──────── Information given

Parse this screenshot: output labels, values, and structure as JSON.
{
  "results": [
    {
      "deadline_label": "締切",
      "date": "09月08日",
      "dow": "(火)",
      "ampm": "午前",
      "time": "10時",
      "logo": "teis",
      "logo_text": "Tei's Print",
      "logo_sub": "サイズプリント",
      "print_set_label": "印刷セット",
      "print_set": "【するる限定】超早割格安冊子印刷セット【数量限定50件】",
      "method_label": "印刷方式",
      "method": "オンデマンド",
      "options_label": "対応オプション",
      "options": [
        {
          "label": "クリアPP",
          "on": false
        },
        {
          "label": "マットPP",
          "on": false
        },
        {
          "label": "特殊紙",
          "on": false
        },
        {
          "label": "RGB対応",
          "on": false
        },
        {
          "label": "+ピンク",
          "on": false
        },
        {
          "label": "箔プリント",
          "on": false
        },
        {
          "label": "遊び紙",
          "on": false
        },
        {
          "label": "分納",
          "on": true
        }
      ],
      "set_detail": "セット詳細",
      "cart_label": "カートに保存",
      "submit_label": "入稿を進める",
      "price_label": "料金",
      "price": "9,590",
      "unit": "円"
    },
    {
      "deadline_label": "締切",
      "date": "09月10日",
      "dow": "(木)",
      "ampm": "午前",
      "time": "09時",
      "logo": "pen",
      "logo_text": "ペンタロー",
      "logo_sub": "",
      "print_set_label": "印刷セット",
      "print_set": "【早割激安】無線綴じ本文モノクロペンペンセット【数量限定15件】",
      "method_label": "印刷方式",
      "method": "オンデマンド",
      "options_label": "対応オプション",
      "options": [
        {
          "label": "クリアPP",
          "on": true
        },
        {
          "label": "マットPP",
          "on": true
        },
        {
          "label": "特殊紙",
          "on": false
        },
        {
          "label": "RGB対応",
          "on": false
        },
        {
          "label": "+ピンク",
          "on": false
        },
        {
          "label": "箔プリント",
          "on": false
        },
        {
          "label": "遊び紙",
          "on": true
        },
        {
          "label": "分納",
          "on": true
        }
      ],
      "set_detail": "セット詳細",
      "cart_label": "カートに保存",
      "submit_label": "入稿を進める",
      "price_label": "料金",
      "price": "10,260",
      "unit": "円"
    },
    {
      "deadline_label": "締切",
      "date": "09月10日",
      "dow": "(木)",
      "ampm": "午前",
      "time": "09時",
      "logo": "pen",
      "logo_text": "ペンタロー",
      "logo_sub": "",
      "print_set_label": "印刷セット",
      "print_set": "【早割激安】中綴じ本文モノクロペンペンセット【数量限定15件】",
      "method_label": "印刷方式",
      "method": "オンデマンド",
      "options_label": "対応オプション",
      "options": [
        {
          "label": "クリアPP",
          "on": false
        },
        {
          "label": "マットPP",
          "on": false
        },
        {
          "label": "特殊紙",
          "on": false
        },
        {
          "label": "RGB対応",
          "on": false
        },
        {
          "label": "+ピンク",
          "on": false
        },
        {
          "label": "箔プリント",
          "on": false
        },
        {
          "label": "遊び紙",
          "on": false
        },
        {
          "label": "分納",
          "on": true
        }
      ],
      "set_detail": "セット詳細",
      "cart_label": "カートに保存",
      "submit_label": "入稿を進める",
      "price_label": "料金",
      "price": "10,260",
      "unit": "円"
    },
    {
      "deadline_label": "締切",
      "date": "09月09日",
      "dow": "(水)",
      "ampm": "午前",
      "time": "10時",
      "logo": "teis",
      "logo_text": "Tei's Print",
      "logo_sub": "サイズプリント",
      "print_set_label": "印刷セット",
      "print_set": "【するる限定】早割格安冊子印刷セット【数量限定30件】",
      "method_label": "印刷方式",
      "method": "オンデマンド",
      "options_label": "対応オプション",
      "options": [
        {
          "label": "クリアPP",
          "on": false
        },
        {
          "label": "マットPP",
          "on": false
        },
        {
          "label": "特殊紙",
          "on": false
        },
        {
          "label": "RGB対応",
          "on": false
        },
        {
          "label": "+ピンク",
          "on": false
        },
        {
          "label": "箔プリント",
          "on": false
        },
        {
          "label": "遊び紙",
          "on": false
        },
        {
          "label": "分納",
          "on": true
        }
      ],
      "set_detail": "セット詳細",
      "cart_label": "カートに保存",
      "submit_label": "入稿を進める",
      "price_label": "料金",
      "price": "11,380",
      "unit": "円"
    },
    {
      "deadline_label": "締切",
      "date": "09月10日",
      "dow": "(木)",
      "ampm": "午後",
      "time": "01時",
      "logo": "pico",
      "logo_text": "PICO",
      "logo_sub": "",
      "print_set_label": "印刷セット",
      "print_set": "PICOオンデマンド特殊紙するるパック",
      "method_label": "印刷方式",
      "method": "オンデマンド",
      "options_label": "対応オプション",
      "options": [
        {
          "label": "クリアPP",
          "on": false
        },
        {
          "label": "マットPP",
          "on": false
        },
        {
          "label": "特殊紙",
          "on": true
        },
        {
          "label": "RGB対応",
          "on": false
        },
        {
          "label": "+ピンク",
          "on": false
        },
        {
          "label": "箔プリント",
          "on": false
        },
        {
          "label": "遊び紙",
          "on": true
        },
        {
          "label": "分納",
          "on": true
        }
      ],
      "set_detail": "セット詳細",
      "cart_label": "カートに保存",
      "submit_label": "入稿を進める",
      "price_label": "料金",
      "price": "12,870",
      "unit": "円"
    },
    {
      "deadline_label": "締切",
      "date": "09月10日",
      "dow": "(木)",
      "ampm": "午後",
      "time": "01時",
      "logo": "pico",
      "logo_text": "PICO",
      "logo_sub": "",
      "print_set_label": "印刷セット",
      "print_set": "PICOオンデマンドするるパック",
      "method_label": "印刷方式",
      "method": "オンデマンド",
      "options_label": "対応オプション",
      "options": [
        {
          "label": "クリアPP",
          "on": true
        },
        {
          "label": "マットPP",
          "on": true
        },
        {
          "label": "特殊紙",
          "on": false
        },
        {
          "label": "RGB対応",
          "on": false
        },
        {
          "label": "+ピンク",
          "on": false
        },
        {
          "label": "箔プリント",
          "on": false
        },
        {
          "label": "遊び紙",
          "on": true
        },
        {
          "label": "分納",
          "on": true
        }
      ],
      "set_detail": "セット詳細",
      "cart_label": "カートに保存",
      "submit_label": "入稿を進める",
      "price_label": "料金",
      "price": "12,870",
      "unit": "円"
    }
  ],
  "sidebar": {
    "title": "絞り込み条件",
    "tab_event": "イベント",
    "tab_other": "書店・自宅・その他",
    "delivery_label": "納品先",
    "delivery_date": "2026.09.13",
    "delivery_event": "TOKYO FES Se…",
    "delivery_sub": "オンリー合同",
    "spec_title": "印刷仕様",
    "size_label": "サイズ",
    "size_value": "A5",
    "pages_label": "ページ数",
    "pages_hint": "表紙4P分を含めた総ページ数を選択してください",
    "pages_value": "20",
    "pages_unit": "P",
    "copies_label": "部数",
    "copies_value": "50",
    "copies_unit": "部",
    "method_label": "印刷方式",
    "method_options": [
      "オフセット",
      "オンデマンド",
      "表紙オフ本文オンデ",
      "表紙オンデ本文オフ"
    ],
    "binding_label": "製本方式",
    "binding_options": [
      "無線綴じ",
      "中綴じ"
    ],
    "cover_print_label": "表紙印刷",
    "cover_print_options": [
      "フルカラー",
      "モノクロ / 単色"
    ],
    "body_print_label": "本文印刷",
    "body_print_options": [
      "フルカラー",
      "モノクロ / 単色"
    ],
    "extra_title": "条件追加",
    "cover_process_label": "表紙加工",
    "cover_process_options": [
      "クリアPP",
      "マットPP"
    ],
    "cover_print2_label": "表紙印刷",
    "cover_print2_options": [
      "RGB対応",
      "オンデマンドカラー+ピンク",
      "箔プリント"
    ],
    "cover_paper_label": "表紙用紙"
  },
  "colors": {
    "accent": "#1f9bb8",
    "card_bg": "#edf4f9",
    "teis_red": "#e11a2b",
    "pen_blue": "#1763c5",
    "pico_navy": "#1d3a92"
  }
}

────────────────

» What you will do
Search the lines above for the string "するる限定" and copy each line that has it.

» Reply to the exercise
      "print_set": "【するる限定】超早割格安冊子印刷セット【数量限定50件】",
      "print_set": "【するる限定】早割格安冊子印刷セット【数量限定30件】",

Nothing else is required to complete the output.